• **Goal**
Can all of these lines be returned exactly?

• **Information shown**
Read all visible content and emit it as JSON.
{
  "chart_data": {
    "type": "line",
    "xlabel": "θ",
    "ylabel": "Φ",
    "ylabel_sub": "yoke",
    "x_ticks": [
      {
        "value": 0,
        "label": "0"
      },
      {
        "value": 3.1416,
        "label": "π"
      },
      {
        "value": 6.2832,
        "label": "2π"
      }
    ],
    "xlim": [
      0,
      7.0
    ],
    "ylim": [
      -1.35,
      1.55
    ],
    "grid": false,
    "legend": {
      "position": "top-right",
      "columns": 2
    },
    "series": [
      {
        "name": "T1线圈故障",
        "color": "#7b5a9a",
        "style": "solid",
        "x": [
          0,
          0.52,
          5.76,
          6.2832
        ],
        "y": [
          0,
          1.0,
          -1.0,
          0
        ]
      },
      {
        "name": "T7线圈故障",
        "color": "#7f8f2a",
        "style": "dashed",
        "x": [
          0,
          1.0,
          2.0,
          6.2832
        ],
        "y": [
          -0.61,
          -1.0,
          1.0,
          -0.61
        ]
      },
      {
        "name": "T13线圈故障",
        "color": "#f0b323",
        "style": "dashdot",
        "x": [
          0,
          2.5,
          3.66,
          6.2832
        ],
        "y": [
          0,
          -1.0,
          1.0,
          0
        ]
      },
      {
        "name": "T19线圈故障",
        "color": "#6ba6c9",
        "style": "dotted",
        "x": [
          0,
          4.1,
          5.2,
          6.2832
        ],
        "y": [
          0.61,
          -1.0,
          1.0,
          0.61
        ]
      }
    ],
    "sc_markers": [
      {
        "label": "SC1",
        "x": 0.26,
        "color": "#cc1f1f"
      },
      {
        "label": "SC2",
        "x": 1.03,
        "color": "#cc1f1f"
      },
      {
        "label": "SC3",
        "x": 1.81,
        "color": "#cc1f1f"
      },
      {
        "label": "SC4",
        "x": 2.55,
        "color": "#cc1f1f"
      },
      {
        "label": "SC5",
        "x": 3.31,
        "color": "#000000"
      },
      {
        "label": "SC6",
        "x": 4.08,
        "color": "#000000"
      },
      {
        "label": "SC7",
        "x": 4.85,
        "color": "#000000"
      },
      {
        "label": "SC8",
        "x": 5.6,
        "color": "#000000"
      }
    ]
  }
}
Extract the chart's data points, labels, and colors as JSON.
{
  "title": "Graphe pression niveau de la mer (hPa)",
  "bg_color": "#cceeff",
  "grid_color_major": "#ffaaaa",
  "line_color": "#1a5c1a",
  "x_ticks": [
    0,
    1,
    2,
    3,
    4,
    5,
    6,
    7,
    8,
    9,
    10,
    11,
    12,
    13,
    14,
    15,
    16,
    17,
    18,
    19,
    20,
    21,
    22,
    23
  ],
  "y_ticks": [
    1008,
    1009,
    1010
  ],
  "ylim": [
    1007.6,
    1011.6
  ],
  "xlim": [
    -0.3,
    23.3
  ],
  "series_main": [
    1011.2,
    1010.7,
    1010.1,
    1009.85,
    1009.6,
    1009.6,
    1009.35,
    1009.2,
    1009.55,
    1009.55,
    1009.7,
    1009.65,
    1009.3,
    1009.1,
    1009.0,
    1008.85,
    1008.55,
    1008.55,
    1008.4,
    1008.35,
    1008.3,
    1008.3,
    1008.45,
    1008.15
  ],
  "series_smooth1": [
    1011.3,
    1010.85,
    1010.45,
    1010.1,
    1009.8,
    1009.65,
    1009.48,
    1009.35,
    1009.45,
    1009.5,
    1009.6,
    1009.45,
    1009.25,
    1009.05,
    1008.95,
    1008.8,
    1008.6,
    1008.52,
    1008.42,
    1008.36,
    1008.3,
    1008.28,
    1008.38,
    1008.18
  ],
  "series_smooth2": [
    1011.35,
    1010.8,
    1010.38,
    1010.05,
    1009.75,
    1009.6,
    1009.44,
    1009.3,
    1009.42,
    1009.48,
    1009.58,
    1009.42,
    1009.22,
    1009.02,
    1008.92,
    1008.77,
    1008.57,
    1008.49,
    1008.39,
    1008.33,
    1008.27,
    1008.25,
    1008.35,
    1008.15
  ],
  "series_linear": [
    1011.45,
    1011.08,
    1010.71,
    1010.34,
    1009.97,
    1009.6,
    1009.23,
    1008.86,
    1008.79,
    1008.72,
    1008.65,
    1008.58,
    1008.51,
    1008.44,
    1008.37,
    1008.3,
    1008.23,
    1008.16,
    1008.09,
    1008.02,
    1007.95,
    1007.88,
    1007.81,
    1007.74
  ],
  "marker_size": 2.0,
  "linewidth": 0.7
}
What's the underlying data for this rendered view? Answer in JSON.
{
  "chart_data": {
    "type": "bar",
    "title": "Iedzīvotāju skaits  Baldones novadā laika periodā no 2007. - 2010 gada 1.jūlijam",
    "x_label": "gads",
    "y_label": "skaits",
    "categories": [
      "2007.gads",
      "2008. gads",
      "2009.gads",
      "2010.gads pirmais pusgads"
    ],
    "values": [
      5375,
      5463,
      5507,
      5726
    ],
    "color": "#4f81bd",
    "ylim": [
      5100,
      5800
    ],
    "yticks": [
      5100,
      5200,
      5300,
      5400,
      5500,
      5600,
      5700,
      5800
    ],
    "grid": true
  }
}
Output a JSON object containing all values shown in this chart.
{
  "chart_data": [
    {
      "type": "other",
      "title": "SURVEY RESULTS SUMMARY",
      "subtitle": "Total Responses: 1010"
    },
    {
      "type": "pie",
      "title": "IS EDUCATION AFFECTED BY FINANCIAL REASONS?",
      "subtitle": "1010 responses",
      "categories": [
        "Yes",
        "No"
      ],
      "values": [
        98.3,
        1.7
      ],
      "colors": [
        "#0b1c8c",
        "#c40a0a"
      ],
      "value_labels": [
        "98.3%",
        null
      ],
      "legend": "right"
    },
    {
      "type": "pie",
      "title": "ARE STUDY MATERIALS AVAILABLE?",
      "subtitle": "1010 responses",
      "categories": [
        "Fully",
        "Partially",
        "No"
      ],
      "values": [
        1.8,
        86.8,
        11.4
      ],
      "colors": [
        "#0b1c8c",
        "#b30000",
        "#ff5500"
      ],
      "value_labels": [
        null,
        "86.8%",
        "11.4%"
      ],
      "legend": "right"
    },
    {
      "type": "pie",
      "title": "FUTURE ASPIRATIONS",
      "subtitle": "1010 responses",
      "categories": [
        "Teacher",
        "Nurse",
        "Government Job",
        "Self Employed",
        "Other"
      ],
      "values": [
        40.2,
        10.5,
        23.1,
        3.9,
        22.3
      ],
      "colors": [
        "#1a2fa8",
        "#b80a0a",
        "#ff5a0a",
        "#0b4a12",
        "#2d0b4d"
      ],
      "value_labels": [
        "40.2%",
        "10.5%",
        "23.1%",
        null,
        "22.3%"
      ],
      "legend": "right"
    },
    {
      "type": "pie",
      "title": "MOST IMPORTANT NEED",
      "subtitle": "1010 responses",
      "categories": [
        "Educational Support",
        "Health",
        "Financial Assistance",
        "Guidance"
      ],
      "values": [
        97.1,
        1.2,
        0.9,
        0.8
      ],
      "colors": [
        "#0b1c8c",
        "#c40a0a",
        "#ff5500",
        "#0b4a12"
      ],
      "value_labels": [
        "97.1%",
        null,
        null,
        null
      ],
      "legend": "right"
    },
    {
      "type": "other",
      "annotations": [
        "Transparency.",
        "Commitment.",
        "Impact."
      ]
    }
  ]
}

• **Response to the task**
Read all visible content and emit it as JSON.
{
  "chart_data": {
    "type": "line",
    "xlabel": "θ",
    "ylabel": "Φ",
    "ylabel_sub": "yoke",
    "x_ticks": [
      {
        "value": 0,
        "label": "0"
      },
      {
        "value": 3.1416,
        "label": "π"
      },
      {
        "value": 6.2832,
        "label": "2π"
      }
    ],
    "xlim": [
      0,
      7.0
    ],
    "ylim": [
      -1.35,
      1.55
    ],
    "grid": false,
    "legend": {
      "position": "top-right",
      "columns": 2
    },
    "series": [
      {
        "name": "T1线圈故障",
        "color": "#7b5a9a",
        "style": "solid",
        "x": [
          0,
          0.52,
          5.76,
          6.2832
        ],
        "y": [
          0,
          1.0,
          -1.0,
          0
        ]
      },
      {
        "name": "T7线圈故障",
        "color": "#7f8f2a",
        "style": "dashed",
        "x": [
          0,
          1.0,
          2.0,
          6.2832
        ],
        "y": [
          -0.61,
          -1.0,
          1.0,
          -0.61
        ]
      },
      {
        "name": "T13线圈故障",
        "color": "#f0b323",
        "style": "dashdot",
        "x": [
          0,
          2.5,
          3.66,
          6.2832
        ],
        "y": [
          0,
          -1.0,
          1.0,
          0
        ]
      },
      {
        "name": "T19线圈故障",
        "color": "#6ba6c9",
        "style": "dotted",
        "x": [
          0,
          4.1,
          5.2,
          6.2832
        ],
        "y": [
          0.61,
          -1.0,
          1.0,
          0.61
        ]
      }
    ],
    "sc_markers": [
      {
        "label": "SC1",
        "x": 0.26,
        "color": "#cc1f1f"
      },
      {
        "label": "SC2",
        "x": 1.03,
        "color": "#cc1f1f"
      },
      {
        "label": "SC3",
        "x": 1.81,
        "color": "#cc1f1f"
      },
      {
        "label": "SC4",
        "x": 2.55,
        "color": "#cc1f1f"
      },
      {
        "label": "SC5",
        "x": 3.31,
        "color": "#000000"
      },
      {
        "label": "SC6",
        "x": 4.08,
        "color": "#000000"
      },
      {
        "label": "SC7",
        "x": 4.85,
        "color": "#000000"
      },
      {
        "label": "SC8",
        "x": 5.6,
        "color": "#000000"
      }
    ]
  }
}
Extract the chart's data points, labels, and colors as JSON.
{
  "title": "Graphe pression niveau de la mer (hPa)",
  "bg_color": "#cceeff",
  "grid_color_major": "#ffaaaa",
  "line_color": "#1a5c1a",
  "x_ticks": [
    0,
    1,
    2,
    3,
    4,
    5,
    6,
    7,
    8,
    9,
    10,
    11,
    12,
    13,
    14,
    15,
    16,
    17,
    18,
    19,
    20,
    21,
    22,
    23
  ],
  "y_ticks": [
    1008,
    1009,
    1010
  ],
  "ylim": [
    1007.6,
    1011.6
  ],
  "xlim": [
    -0.3,
    23.3
  ],
  "series_main": [
    1011.2,
    1010.7,
    1010.1,
    1009.85,
    1009.6,
    1009.6,
    1009.35,
    1009.2,
    1009.55,
    1009.55,
    1009.7,
    1009.65,
    1009.3,
    1009.1,
    1009.0,
    1008.85,
    1008.55,
    1008.55,
    1008.4,
    1008.35,
    1008.3,
    1008.3,
    1008.45,
    1008.15
  ],
  "series_smooth1": [
    1011.3,
    1010.85,
    1010.45,
    1010.1,
    1009.8,
    1009.65,
    1009.48,
    1009.35,
    1009.45,
    1009.5,
    1009.6,
    1009.45,
    1009.25,
    1009.05,
    1008.95,
    1008.8,
    1008.6,
    1008.52,
    1008.42,
    1008.36,
    1008.3,
    1008.28,
    1008.38,
    1008.18
  ],
  "series_smooth2": [
    1011.35,
    1010.8,
    1010.38,
    1010.05,
    1009.75,
    1009.6,
    1009.44,
    1009.3,
    1009.42,
    1009.48,
    1009.58,
    1009.42,
    1009.22,
    1009.02,
    1008.92,
    1008.77,
    1008.57,
    1008.49,
    1008.39,
    1008.33,
    1008.27,
    1008.25,
    1008.35,
    1008.15
  ],
  "series_linear": [
    1011.45,
    1011.08,
    1010.71,
    1010.34,
    1009.97,
    1009.6,
    1009.23,
    1008.86,
    1008.79,
    1008.72,
    1008.65,
    1008.58,
    1008.51,
    1008.44,
    1008.37,
    1008.3,
    1008.23,
    1008.16,
    1008.09,
    1008.02,
    1007.95,
    1007.88,
    1007.81,
    1007.74
  ],
  "marker_size": 2.0,
  "linewidth": 0.7
}
What's the underlying data for this rendered view? Answer in JSON.
{
  "chart_data": {
    "type": "bar",
    "title": "Iedzīvotāju skaits  Baldones novadā laika periodā no 2007. - 2010 gada 1.jūlijam",
    "x_label": "gads",
    "y_label": "skaits",
    "categories": [
      "2007.gads",
      "2008. gads",
      "2009.gads",
      "2010.gads pirmais pusgads"
    ],
    "values": [
      5375,
      5463,
      5507,
      5726
    ],
    "color": "#4f81bd",
    "ylim": [
      5100,
      5800
    ],
    "yticks": [
      5100,
      5200,
      5300,
      5400,
      5500,
      5600,
      5700,
      5800
    ],
    "grid": true
  }
}
Output a JSON object containing all values shown in this chart.
{
  "chart_data": [
    {
      "type": "other",
      "title": "SURVEY RESULTS SUMMARY",
      "subtitle": "Total Responses: 1010"
    },
    {
      "type": "pie",
      "title": "IS EDUCATION AFFECTED BY FINANCIAL REASONS?",
      "subtitle": "1010 responses",
      "categories": [
        "Yes",
        "No"
      ],
      "values": [
        98.3,
        1.7
      ],
      "colors": [
        "#0b1c8c",
        "#c40a0a"
      ],
      "value_labels": [
        "98.3%",
        null
      ],
      "legend": "right"
    },
    {
      "type": "pie",
      "title": "ARE STUDY MATERIALS AVAILABLE?",
      "subtitle": "1010 responses",
      "categories": [
        "Fully",
        "Partially",
        "No"
      ],
      "values": [
        1.8,
        86.8,
        11.4
      ],
      "colors": [
        "#0b1c8c",
        "#b30000",
        "#ff5500"
      ],
      "value_labels": [
        null,
        "86.8%",
        "11.4%"
      ],
      "legend": "right"
    },
    {
      "type": "pie",
      "title": "FUTURE ASPIRATIONS",
      "subtitle": "1010 responses",
      "categories": [
        "Teacher",
        "Nurse",
        "Government Job",
        "Self Employed",
        "Other"
      ],
      "values": [
        40.2,
        10.5,
        23.1,
        3.9,
        22.3
      ],
      "colors": [
        "#1a2fa8",
        "#b80a0a",
        "#ff5a0a",
        "#0b4a12",
        "#2d0b4d"
      ],
      "value_labels": [
        "40.2%",
        "10.5%",
        "23.1%",
        null,
        "22.3%"
      ],
      "legend": "right"
    },
    {
      "type": "pie",
      "title": "MOST IMPORTANT NEED",
      "subtitle": "1010 responses",
      "categories": [
        "Educational Support",
        "Health",
        "Financial Assistance",
        "Guidance"
      ],
      "values": [
        97.1,
        1.2,
        0.9,
        0.8
      ],
      "colors": [
        "#0b1c8c",
        "#c40a0a",
        "#ff5500",
        "#0b4a12"
      ],
      "value_labels": [
        "97.1%",
        null,
        null,
        null
      ],
      "legend": "right"
    },
    {
      "type": "other",
      "annotations": [
        "Transparency.",
        "Commitment.",
        "Impact."
      ]
    }
  ]
}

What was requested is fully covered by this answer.